▶ [GIVEN PROBLEM]
Using the records provided below, locate and copy each line that contains the word "CORRELATION".

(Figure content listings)
start
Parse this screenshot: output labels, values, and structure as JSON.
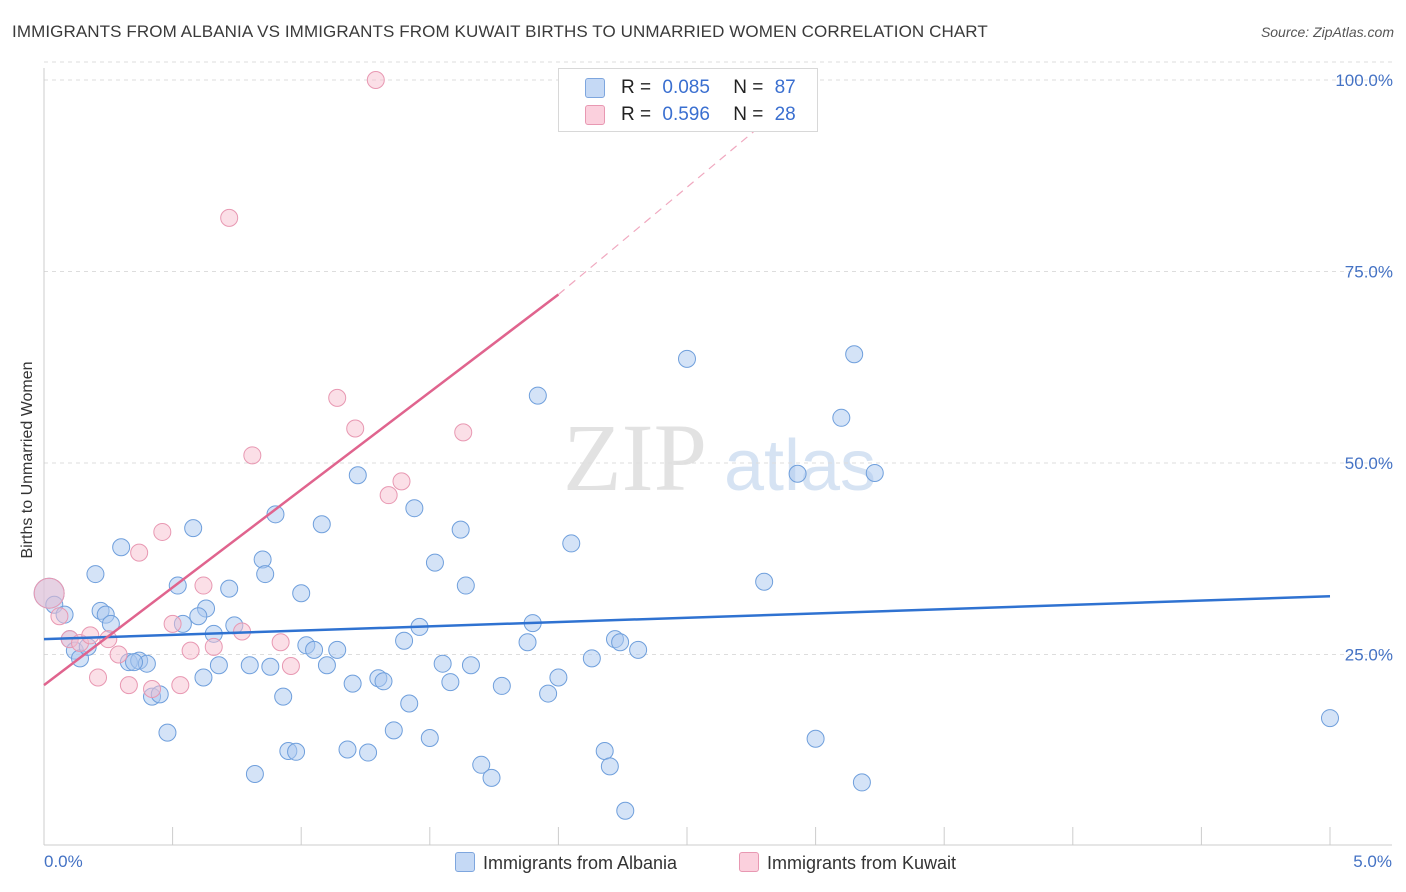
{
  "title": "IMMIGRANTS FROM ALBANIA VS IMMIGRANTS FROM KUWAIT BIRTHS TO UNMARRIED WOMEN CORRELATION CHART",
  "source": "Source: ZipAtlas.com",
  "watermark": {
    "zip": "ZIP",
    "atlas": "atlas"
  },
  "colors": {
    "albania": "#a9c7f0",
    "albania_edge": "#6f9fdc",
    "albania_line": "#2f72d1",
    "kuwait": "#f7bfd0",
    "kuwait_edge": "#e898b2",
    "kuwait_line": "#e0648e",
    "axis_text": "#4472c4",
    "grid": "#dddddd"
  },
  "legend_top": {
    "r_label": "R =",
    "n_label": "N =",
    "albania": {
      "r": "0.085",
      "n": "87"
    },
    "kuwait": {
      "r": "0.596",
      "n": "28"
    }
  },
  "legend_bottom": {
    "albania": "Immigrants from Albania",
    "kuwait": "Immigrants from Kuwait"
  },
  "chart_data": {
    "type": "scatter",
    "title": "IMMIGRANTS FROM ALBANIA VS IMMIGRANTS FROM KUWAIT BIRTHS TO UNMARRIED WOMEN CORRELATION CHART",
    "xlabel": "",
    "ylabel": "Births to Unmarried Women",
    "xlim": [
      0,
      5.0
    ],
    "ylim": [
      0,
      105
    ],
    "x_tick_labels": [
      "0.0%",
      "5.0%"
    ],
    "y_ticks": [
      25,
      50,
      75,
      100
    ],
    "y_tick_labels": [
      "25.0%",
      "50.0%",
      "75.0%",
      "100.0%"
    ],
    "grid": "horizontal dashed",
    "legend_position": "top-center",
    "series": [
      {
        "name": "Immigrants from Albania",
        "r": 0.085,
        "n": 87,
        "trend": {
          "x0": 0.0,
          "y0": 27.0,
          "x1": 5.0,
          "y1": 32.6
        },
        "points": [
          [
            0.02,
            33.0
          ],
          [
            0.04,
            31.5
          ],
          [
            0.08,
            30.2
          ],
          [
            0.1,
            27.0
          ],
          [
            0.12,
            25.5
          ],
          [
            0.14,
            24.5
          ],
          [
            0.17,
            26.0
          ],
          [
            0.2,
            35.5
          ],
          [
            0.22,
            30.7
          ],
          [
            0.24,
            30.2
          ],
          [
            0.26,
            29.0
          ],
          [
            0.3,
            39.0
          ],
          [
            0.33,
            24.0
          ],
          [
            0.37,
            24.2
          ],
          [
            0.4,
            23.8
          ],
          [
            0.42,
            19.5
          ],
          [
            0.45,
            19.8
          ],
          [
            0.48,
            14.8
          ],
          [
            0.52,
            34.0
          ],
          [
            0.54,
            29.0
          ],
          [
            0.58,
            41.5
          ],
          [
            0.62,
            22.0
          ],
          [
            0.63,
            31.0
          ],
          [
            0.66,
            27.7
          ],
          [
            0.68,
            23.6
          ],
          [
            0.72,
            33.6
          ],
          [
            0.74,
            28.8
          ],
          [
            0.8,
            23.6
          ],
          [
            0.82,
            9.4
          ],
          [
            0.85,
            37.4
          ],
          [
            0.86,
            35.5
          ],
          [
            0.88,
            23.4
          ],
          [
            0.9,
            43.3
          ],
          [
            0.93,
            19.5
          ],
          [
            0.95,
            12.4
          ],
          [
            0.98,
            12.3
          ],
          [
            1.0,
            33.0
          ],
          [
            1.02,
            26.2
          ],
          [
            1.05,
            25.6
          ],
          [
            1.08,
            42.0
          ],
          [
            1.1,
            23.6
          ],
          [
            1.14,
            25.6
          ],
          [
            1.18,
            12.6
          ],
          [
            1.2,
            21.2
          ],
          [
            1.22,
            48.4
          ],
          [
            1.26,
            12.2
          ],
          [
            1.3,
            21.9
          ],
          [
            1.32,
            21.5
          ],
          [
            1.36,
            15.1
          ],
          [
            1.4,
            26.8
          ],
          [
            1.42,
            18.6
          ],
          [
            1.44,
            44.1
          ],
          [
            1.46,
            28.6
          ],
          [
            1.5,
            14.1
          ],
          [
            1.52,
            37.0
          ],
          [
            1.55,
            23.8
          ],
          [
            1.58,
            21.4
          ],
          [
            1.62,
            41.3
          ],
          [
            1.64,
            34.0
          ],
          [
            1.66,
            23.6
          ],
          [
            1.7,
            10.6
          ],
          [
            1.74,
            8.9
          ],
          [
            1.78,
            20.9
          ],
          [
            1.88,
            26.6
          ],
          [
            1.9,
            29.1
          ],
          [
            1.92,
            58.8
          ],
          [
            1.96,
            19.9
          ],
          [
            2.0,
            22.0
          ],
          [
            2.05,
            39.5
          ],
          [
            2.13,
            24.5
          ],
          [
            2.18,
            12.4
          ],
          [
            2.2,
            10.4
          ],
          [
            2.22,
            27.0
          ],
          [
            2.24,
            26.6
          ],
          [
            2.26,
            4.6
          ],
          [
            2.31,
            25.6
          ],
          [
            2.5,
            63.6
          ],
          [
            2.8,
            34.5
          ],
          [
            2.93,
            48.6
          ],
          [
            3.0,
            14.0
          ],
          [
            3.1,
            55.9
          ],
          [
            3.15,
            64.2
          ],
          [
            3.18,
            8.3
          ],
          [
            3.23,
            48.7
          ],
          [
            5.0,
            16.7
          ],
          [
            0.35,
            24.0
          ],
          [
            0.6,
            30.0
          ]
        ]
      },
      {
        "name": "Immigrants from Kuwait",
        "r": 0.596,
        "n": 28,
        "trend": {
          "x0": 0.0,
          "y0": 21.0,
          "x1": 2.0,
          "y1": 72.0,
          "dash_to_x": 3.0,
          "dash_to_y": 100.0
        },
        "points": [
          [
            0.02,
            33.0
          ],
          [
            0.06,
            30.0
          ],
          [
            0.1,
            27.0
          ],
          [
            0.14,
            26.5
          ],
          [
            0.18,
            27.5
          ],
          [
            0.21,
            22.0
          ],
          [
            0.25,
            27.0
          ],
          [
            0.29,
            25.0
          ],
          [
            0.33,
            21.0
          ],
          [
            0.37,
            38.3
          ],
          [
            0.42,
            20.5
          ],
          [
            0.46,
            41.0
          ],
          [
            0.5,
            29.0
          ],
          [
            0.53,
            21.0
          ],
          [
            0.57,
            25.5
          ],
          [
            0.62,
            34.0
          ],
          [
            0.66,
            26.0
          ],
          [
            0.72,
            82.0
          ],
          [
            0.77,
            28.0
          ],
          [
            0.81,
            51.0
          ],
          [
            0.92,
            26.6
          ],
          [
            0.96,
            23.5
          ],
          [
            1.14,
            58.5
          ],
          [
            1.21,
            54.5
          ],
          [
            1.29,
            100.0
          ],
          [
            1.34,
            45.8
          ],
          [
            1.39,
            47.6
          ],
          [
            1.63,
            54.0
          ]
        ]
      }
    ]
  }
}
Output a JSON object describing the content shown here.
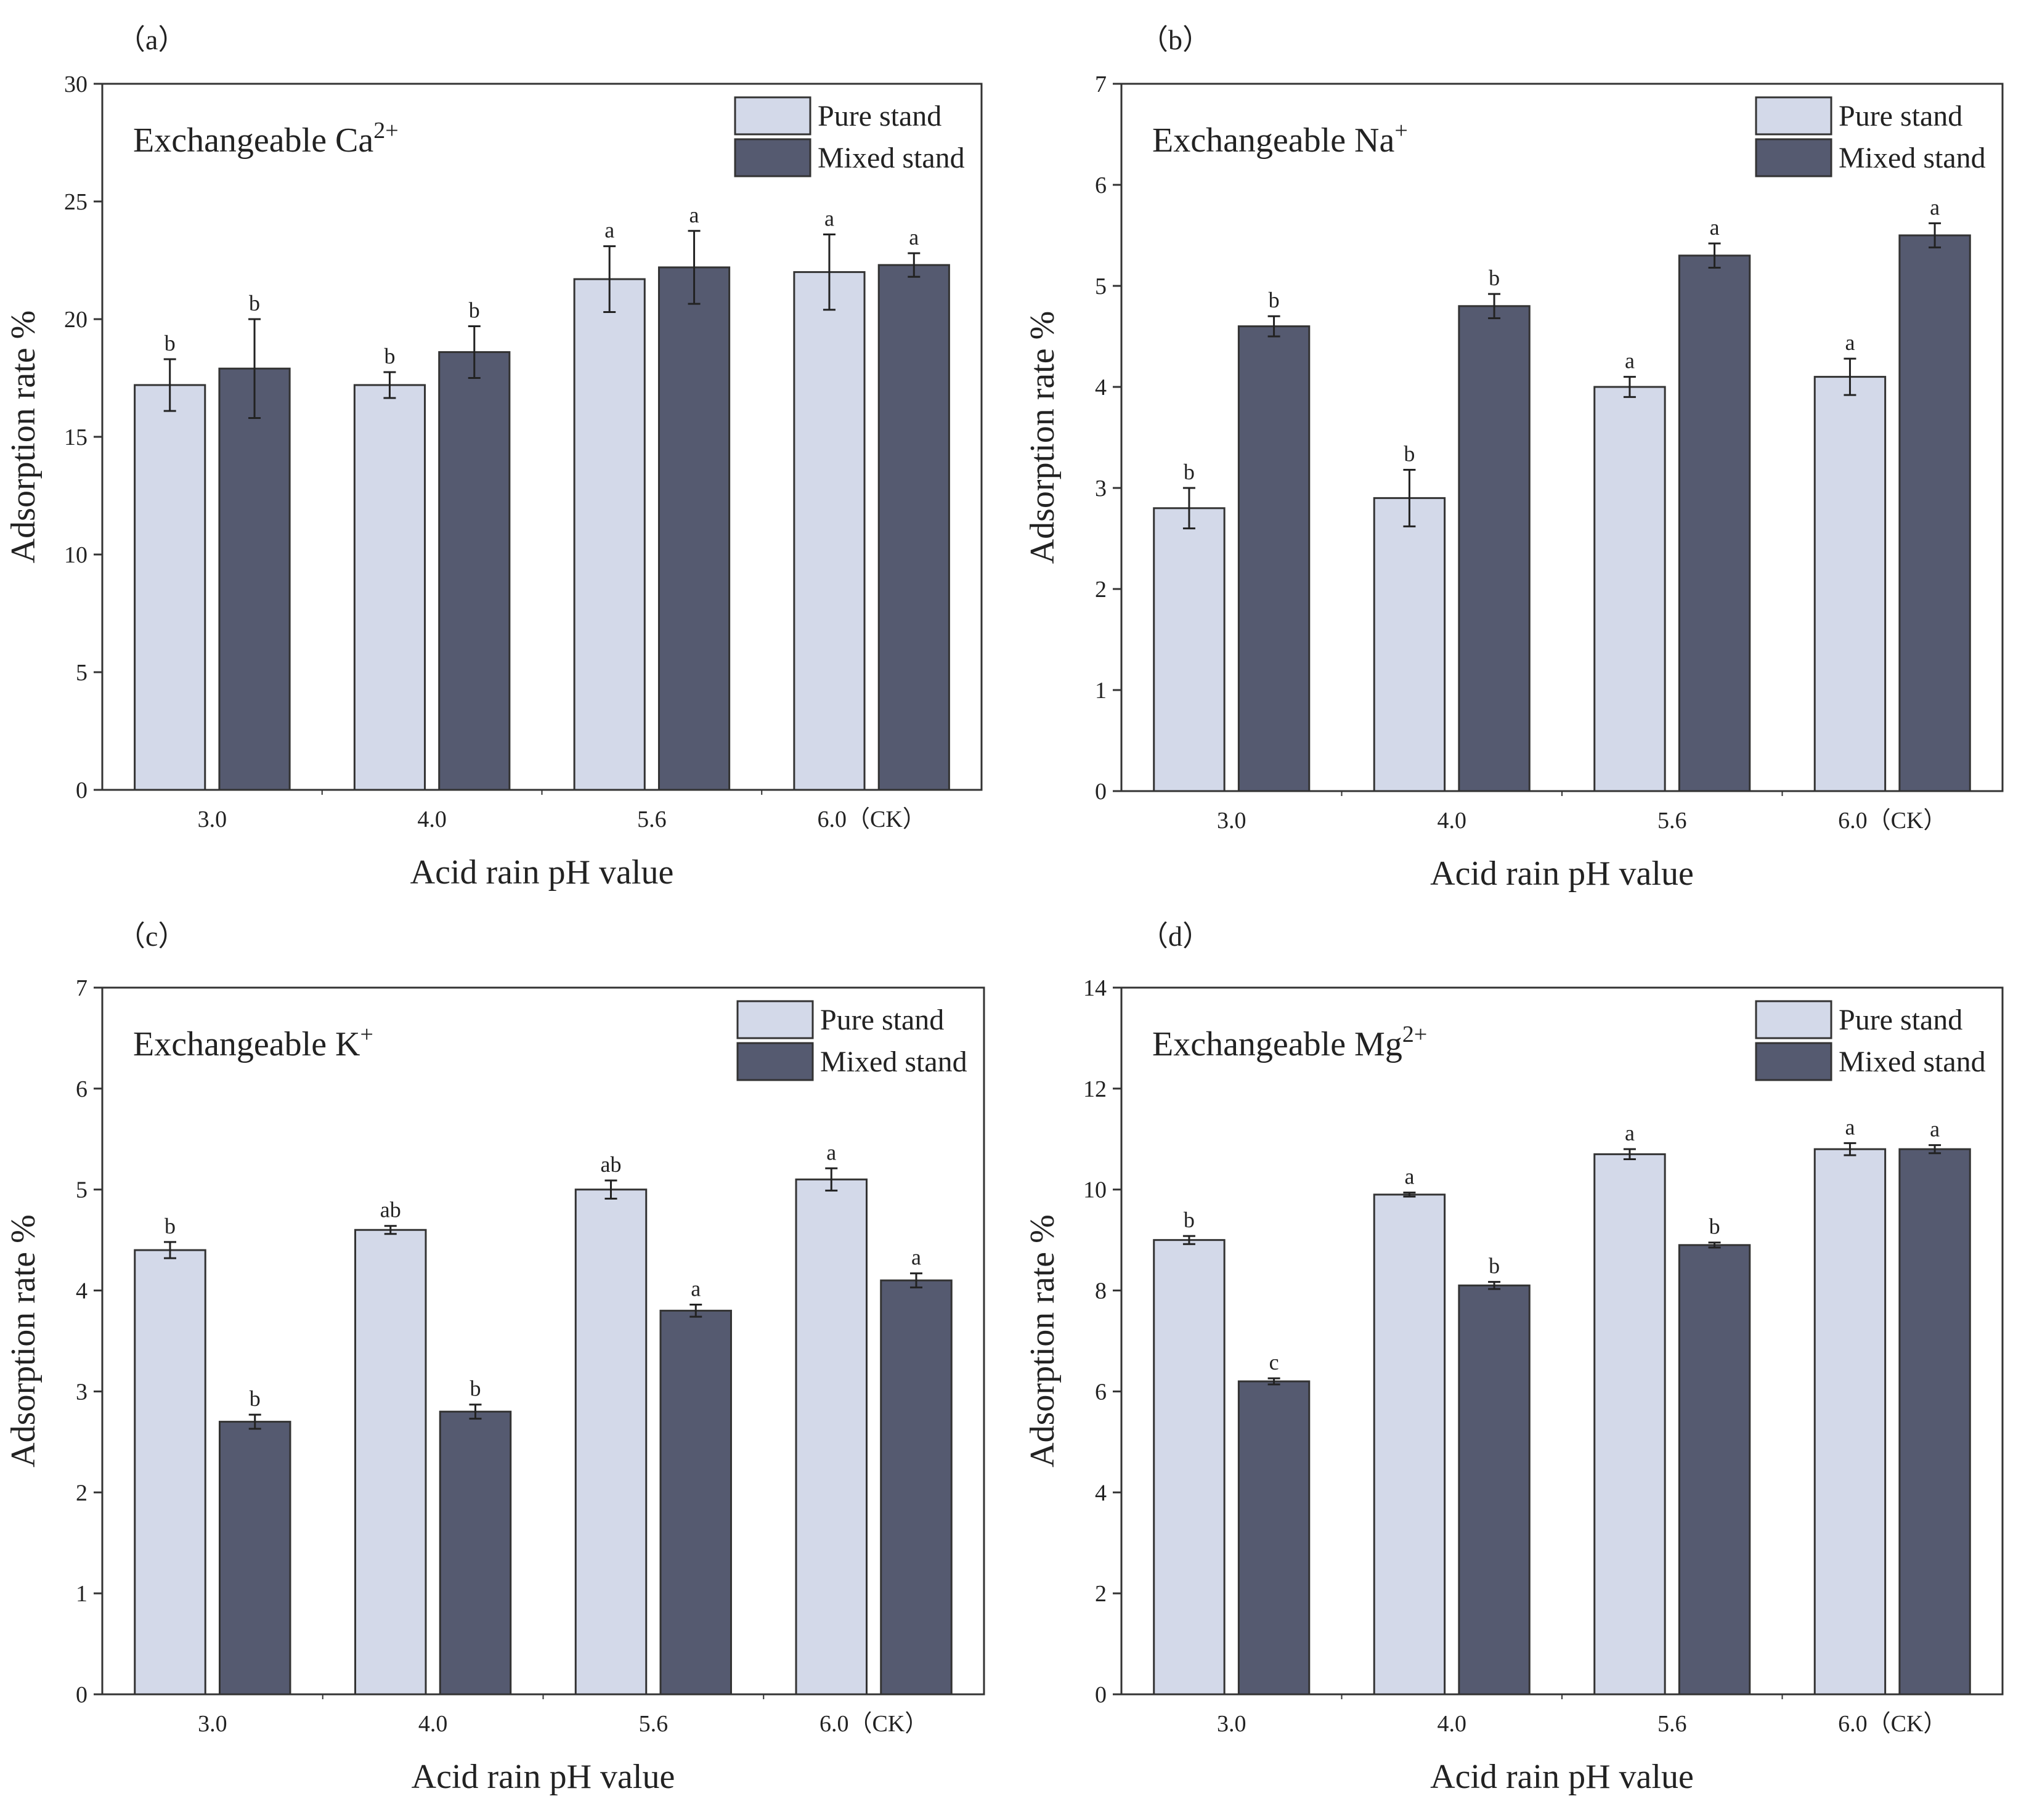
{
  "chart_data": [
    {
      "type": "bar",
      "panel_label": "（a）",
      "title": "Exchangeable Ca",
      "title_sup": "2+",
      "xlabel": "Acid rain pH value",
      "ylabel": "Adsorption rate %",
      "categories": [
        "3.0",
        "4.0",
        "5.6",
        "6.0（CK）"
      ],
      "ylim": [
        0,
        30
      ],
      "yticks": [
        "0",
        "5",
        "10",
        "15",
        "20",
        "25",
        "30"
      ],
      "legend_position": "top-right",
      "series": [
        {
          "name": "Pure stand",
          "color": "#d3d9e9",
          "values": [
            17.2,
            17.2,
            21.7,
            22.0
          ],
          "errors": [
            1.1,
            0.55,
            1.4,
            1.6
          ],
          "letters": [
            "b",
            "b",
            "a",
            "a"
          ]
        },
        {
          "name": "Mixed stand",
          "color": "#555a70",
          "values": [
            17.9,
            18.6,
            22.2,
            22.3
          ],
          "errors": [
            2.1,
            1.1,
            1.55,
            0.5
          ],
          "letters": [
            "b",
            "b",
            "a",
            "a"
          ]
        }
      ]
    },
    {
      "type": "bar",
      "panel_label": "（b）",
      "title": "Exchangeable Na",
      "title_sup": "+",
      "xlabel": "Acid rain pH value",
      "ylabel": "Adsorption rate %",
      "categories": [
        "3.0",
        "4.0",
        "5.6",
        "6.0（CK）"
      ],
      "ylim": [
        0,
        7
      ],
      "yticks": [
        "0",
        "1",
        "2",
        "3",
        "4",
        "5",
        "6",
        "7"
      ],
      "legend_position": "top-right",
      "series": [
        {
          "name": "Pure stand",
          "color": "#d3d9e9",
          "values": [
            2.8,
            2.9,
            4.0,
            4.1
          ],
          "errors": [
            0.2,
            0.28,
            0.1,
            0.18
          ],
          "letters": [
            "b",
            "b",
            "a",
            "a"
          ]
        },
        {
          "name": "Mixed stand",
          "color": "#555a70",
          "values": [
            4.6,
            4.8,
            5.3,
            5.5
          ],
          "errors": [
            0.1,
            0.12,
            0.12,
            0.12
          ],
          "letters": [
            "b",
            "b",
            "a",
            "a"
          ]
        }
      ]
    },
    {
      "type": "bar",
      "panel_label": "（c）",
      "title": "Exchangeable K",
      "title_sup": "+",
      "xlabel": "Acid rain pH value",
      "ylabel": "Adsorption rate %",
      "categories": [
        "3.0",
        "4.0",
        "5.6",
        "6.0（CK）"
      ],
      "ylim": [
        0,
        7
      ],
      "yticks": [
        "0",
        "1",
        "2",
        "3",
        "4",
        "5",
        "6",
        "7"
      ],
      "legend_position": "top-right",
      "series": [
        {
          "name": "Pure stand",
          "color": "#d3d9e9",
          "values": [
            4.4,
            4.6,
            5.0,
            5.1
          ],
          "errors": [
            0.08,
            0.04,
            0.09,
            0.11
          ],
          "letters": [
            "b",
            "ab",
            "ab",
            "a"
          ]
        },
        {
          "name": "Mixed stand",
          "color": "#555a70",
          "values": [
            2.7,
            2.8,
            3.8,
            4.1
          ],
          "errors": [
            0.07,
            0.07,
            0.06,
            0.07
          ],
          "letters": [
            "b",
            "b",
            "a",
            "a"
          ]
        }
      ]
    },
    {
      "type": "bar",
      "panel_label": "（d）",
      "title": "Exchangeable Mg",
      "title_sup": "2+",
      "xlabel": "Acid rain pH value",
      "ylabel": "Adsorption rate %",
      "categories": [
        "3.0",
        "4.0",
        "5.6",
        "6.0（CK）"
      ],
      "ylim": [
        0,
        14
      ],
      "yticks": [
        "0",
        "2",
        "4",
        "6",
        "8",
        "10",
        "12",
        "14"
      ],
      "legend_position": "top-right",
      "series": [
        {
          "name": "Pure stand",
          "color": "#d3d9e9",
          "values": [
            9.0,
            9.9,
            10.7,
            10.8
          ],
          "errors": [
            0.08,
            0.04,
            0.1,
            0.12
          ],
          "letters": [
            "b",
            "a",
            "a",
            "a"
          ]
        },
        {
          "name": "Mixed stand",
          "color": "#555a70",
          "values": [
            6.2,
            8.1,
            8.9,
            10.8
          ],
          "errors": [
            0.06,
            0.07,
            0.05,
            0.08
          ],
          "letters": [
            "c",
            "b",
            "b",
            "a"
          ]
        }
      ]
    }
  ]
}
end
▶ [FULL SOLUTION]
  "title": "IMMIGRANTS FROM ALBANIA VS IMMIGRANTS FROM KUWAIT BIRTHS TO UNMARRIED WOMEN CORRELATION CHART",
    "title": "IMMIGRANTS FROM ALBANIA VS IMMIGRANTS FROM KUWAIT BIRTHS TO UNMARRIED WOMEN CORRELATION CHART",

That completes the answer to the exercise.